**Task objective**.
Return every entry exactly as written, with the pictures removed.

**Information given**.
--- --- ---
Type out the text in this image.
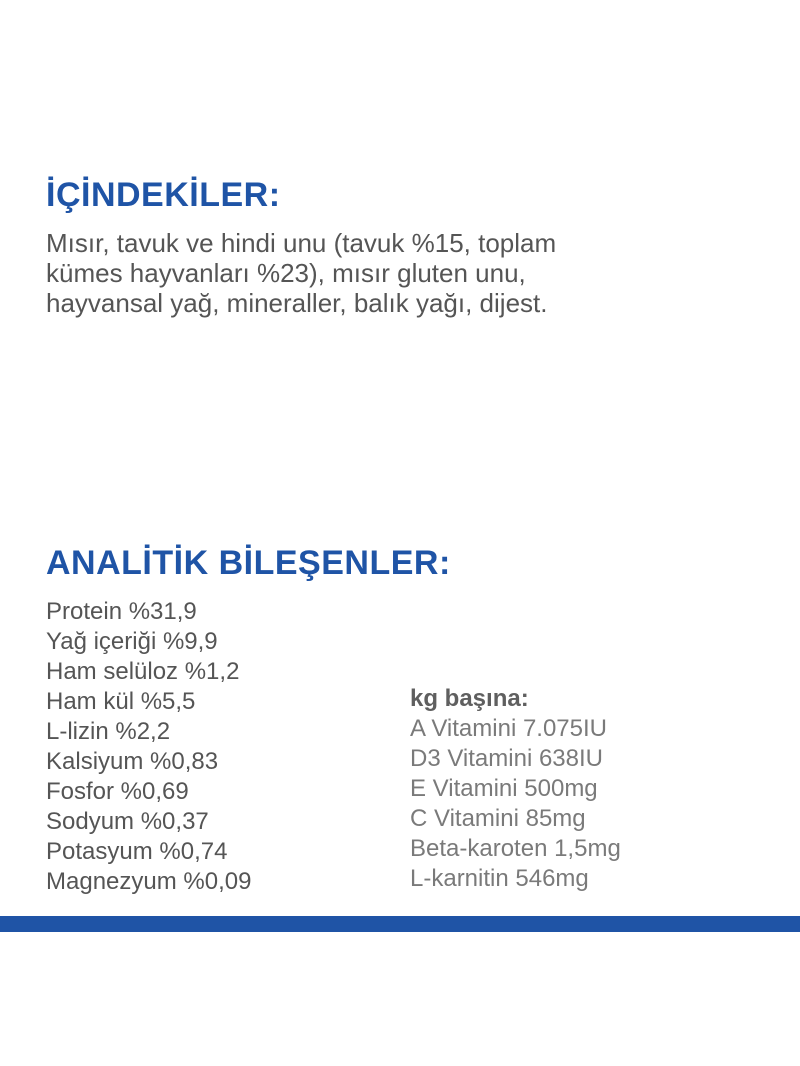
İÇİNDEKİLER:

Mısır, tavuk ve hindi unu (tavuk %15, toplam
kümes hayvanları %23), mısır gluten unu,
hayvansal yağ, mineraller, balık yağı, dijest.

ANALİTİK BİLEŞENLER:
Protein %31,9
Yağ içeriği %9,9
Ham selüloz %1,2
Ham kül %5,5
L-lizin %2,2
Kalsiyum %0,83
Fosfor %0,69
Sodyum %0,37
Potasyum %0,74
Magnezyum %0,09

kg başına:

A Vitamini 7.075IU
D3 Vitamini 638IU
E Vitamini 500mg
C Vitamini 85mg
Beta-karoten 1,5mg
L-karnitin 546mg
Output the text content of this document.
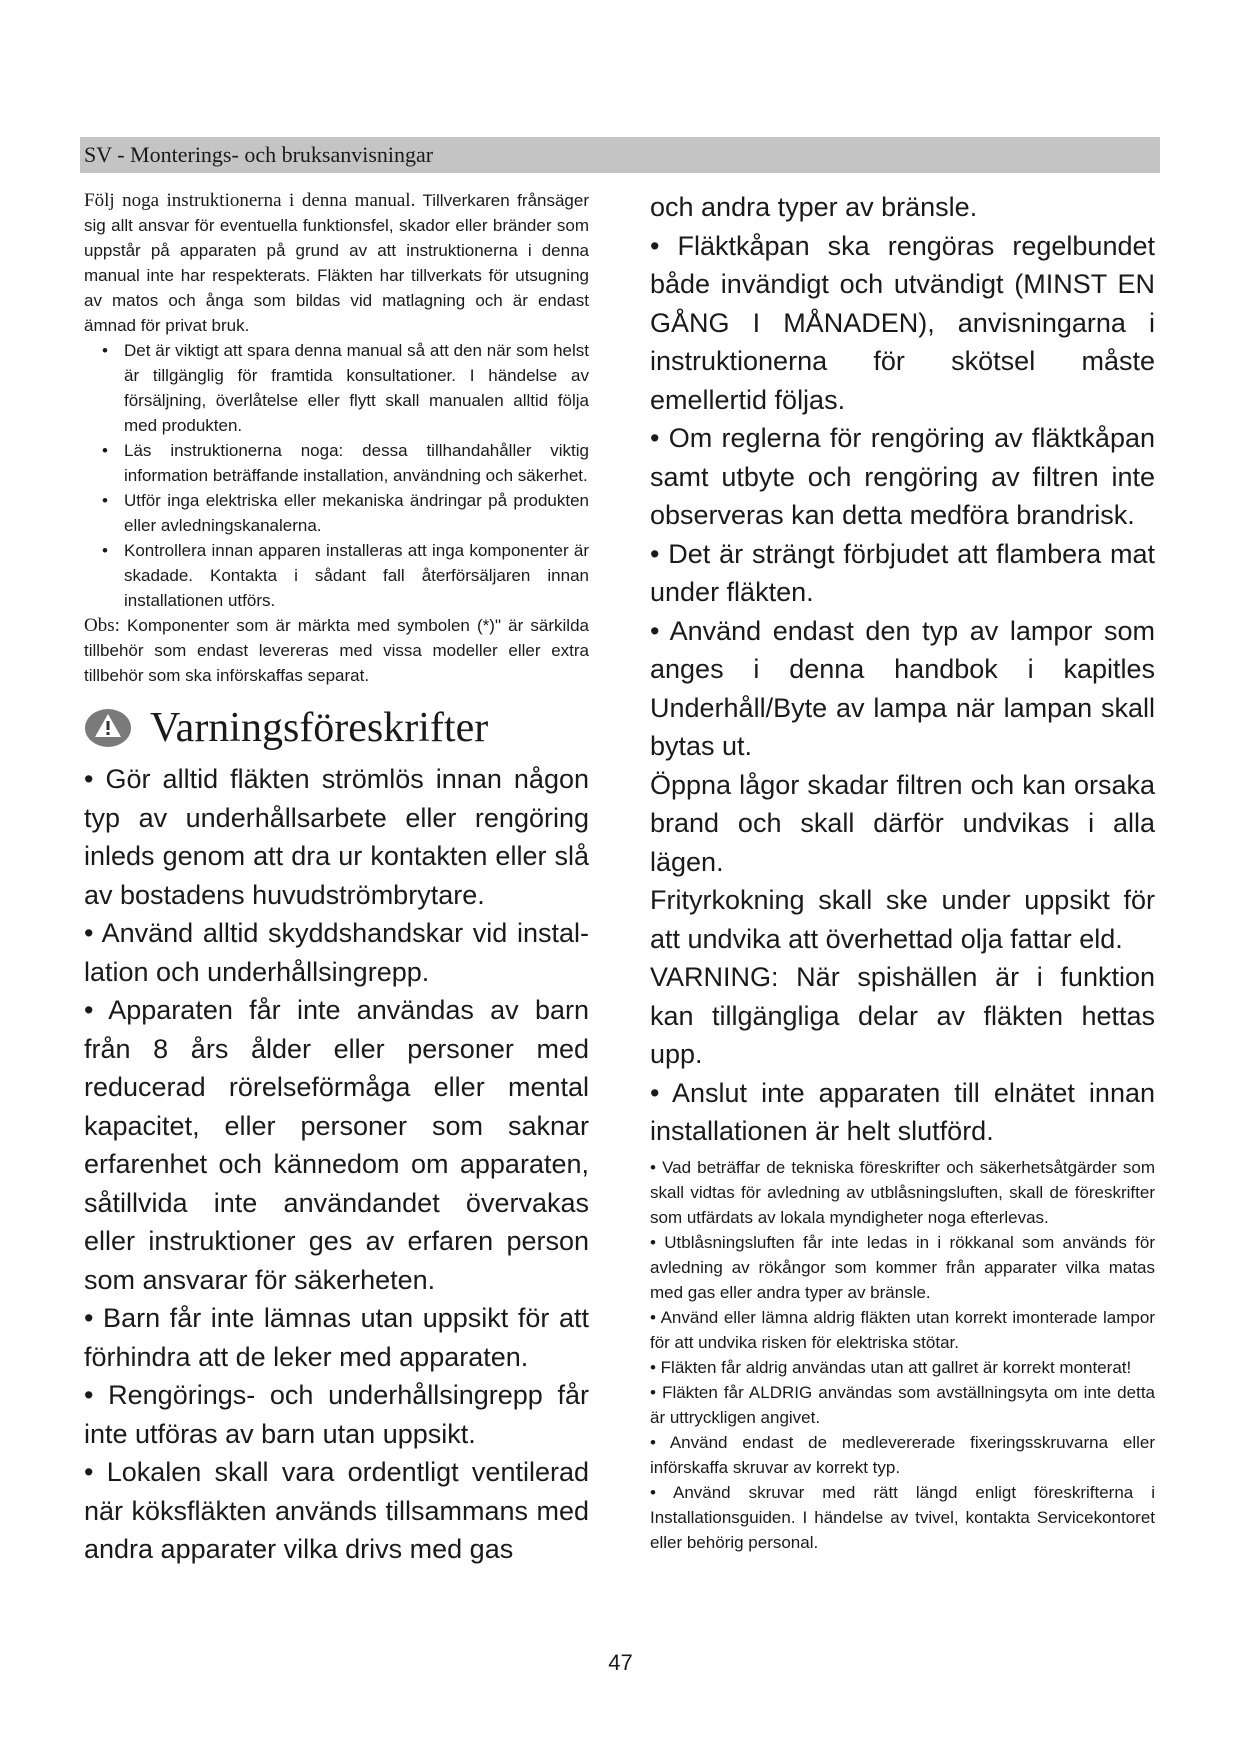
SV - Monterings- och bruksanvisningar

Följ noga instruktionerna i denna manual. Tillverkaren frånsäger sig allt ansvar för eventuella funktionsfel, skador eller bränder som uppstår på apparaten på grund av att instruktionerna i denna manual inte har respekterats. Fläkten har tillverkats för utsugning av matos och ånga som bildas vid matlagning och är endast ämnad för privat bruk.

• Det är viktigt att spara denna manual så att den när som helst är tillgänglig för framtida konsultationer. I händelse av försäljning, överlåtelse eller flytt skall manualen alltid följa med produkten.

• Läs instruktionerna noga: dessa tillhandahåller viktig information beträffande installation, användning och säkerhet.

• Utför inga elektriska eller mekaniska ändringar på produkten eller avledningskanalerna.

• Kontrollera innan apparen installeras att inga komponenter är skadade. Kontakta i sådant fall återförsäljaren innan installationen utförs.

Obs: Komponenter som är märkta med symbolen (*)" är särkilda tillbehör som endast levereras med vissa modeller eller extra tillbehör som ska införskaffas separat.

Varningsföreskrifter

• Gör alltid fläkten strömlös innan någon typ av underhållsarbete eller rengöring inleds genom att dra ur kontakten eller slå av bostadens huvudströmbrytare.

• Använd alltid skyddshandskar vid instal-lation och underhållsingrepp.

• Apparaten får inte användas av barn från 8 års ålder eller personer med reducerad rörelseförmåga eller mental kapacitet, eller personer som saknar erfarenhet och kännedom om apparaten, såtillvida inte användandet övervakas eller instruktioner ges av erfaren person som ansvarar för säkerheten.

• Barn får inte lämnas utan uppsikt för att förhindra att de leker med apparaten.

• Rengörings- och underhållsingrepp får inte utföras av barn utan uppsikt.

• Lokalen skall vara ordentligt ventilerad när köksfläkten används tillsammans med andra apparater vilka drivs med gas

och andra typer av bränsle.

• Fläktkåpan ska rengöras regelbundet både invändigt och utvändigt (MINST EN GÅNG I MÅNADEN), anvisningarna i instruktionerna för skötsel måste emellertid följas.

• Om reglerna för rengöring av fläktkåpan samt utbyte och rengöring av filtren inte observeras kan detta medföra brandrisk.

• Det är strängt förbjudet att flambera mat under fläkten.

• Använd endast den typ av lampor som anges i denna handbok i kapitles Underhåll/Byte av lampa när lampan skall bytas ut.

Öppna lågor skadar filtren och kan orsaka brand och skall därför undvikas i alla lägen.

Frityrkokning skall ske under uppsikt för att undvika att överhettad olja fattar eld.

VARNING: När spishällen är i funktion kan tillgängliga delar av fläkten hettas upp.

• Anslut inte apparaten till elnätet innan installationen är helt slutförd.

• Vad beträffar de tekniska föreskrifter och säkerhetsåtgärder som skall vidtas för avledning av utblåsningsluften, skall de föreskrifter som utfärdats av lokala myndigheter noga efterlevas.

• Utblåsningsluften får inte ledas in i rökkanal som används för avledning av rökångor som kommer från apparater vilka matas med gas eller andra typer av bränsle.

• Använd eller lämna aldrig fläkten utan korrekt imonterade lampor för att undvika risken för elektriska stötar.

• Fläkten får aldrig användas utan att gallret är korrekt monterat!

• Fläkten får ALDRIG användas som avställningsyta om inte detta är uttryckligen angivet.

• Använd endast de medlevererade fixeringsskruvarna eller införskaffa skruvar av korrekt typ.

• Använd skruvar med rätt längd enligt föreskrifterna i Installationsguiden. I händelse av tvivel, kontakta Servicekontoret eller behörig personal.

47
--- --- ---
**Task output**.
Type out the text in this image.
İÇİNDEKİLER:

Mısır, tavuk ve hindi unu (tavuk %15, toplam
kümes hayvanları %23), mısır gluten unu,
hayvansal yağ, mineraller, balık yağı, dijest.

ANALİTİK BİLEŞENLER:
Protein %31,9
Yağ içeriği %9,9
Ham selüloz %1,2
Ham kül %5,5
L-lizin %2,2
Kalsiyum %0,83
Fosfor %0,69
Sodyum %0,37
Potasyum %0,74
Magnezyum %0,09

kg başına:

A Vitamini 7.075IU
D3 Vitamini 638IU
E Vitamini 500mg
C Vitamini 85mg
Beta-karoten 1,5mg
L-karnitin 546mg
Output the text content of this document.
SV - Monterings- och bruksanvisningar

Följ noga instruktionerna i denna manual. Tillverkaren frånsäger sig allt ansvar för eventuella funktionsfel, skador eller bränder som uppstår på apparaten på grund av att instruktionerna i denna manual inte har respekterats. Fläkten har tillverkats för utsugning av matos och ånga som bildas vid matlagning och är endast ämnad för privat bruk.

• Det är viktigt att spara denna manual så att den när som helst är tillgänglig för framtida konsultationer. I händelse av försäljning, överlåtelse eller flytt skall manualen alltid följa med produkten.

• Läs instruktionerna noga: dessa tillhandahåller viktig information beträffande installation, användning och säkerhet.

• Utför inga elektriska eller mekaniska ändringar på produkten eller avledningskanalerna.

• Kontrollera innan apparen installeras att inga komponenter är skadade. Kontakta i sådant fall återförsäljaren innan installationen utförs.

Obs: Komponenter som är märkta med symbolen (*)" är särkilda tillbehör som endast levereras med vissa modeller eller extra tillbehör som ska införskaffas separat.

Varningsföreskrifter

• Gör alltid fläkten strömlös innan någon typ av underhållsarbete eller rengöring inleds genom att dra ur kontakten eller slå av bostadens huvudströmbrytare.

• Använd alltid skyddshandskar vid instal-lation och underhållsingrepp.

• Apparaten får inte användas av barn från 8 års ålder eller personer med reducerad rörelseförmåga eller mental kapacitet, eller personer som saknar erfarenhet och kännedom om apparaten, såtillvida inte användandet övervakas eller instruktioner ges av erfaren person som ansvarar för säkerheten.

• Barn får inte lämnas utan uppsikt för att förhindra att de leker med apparaten.

• Rengörings- och underhållsingrepp får inte utföras av barn utan uppsikt.

• Lokalen skall vara ordentligt ventilerad när köksfläkten används tillsammans med andra apparater vilka drivs med gas

och andra typer av bränsle.

• Fläktkåpan ska rengöras regelbundet både invändigt och utvändigt (MINST EN GÅNG I MÅNADEN), anvisningarna i instruktionerna för skötsel måste emellertid följas.

• Om reglerna för rengöring av fläktkåpan samt utbyte och rengöring av filtren inte observeras kan detta medföra brandrisk.

• Det är strängt förbjudet att flambera mat under fläkten.

• Använd endast den typ av lampor som anges i denna handbok i kapitles Underhåll/Byte av lampa när lampan skall bytas ut.

Öppna lågor skadar filtren och kan orsaka brand och skall därför undvikas i alla lägen.

Frityrkokning skall ske under uppsikt för att undvika att överhettad olja fattar eld.

VARNING: När spishällen är i funktion kan tillgängliga delar av fläkten hettas upp.

• Anslut inte apparaten till elnätet innan installationen är helt slutförd.

• Vad beträffar de tekniska föreskrifter och säkerhetsåtgärder som skall vidtas för avledning av utblåsningsluften, skall de föreskrifter som utfärdats av lokala myndigheter noga efterlevas.

• Utblåsningsluften får inte ledas in i rökkanal som används för avledning av rökångor som kommer från apparater vilka matas med gas eller andra typer av bränsle.

• Använd eller lämna aldrig fläkten utan korrekt imonterade lampor för att undvika risken för elektriska stötar.

• Fläkten får aldrig användas utan att gallret är korrekt monterat!

• Fläkten får ALDRIG användas som avställningsyta om inte detta är uttryckligen angivet.

• Använd endast de medlevererade fixeringsskruvarna eller införskaffa skruvar av korrekt typ.

• Använd skruvar med rätt längd enligt föreskrifterna i Installationsguiden. I händelse av tvivel, kontakta Servicekontoret eller behörig personal.

47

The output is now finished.